EXERCISE TASK:
Which lines hold the word "Agency"? Show each of them.

[Recorded data]
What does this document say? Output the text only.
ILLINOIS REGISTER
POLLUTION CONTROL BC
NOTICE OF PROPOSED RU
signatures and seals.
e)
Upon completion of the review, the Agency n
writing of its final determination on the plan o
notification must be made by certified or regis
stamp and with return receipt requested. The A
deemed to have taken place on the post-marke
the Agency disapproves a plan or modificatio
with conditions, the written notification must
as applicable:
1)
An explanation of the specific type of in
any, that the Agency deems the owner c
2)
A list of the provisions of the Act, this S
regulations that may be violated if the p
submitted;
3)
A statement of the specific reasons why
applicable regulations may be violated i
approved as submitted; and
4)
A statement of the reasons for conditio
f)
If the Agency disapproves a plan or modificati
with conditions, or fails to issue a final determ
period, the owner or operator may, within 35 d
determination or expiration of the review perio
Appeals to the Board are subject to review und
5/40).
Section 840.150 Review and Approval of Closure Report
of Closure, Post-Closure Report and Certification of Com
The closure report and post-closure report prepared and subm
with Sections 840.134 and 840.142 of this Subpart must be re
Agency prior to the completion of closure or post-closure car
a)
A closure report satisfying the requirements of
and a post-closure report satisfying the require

ANSWER TO THE PROBLEM:
Upon completion of the review, the Agency n
the Agency disapproves a plan or modificatio
any, that the Agency deems the owner c
If the Agency disapproves a plan or modificati
Agency prior to the completion of closure or post-closure car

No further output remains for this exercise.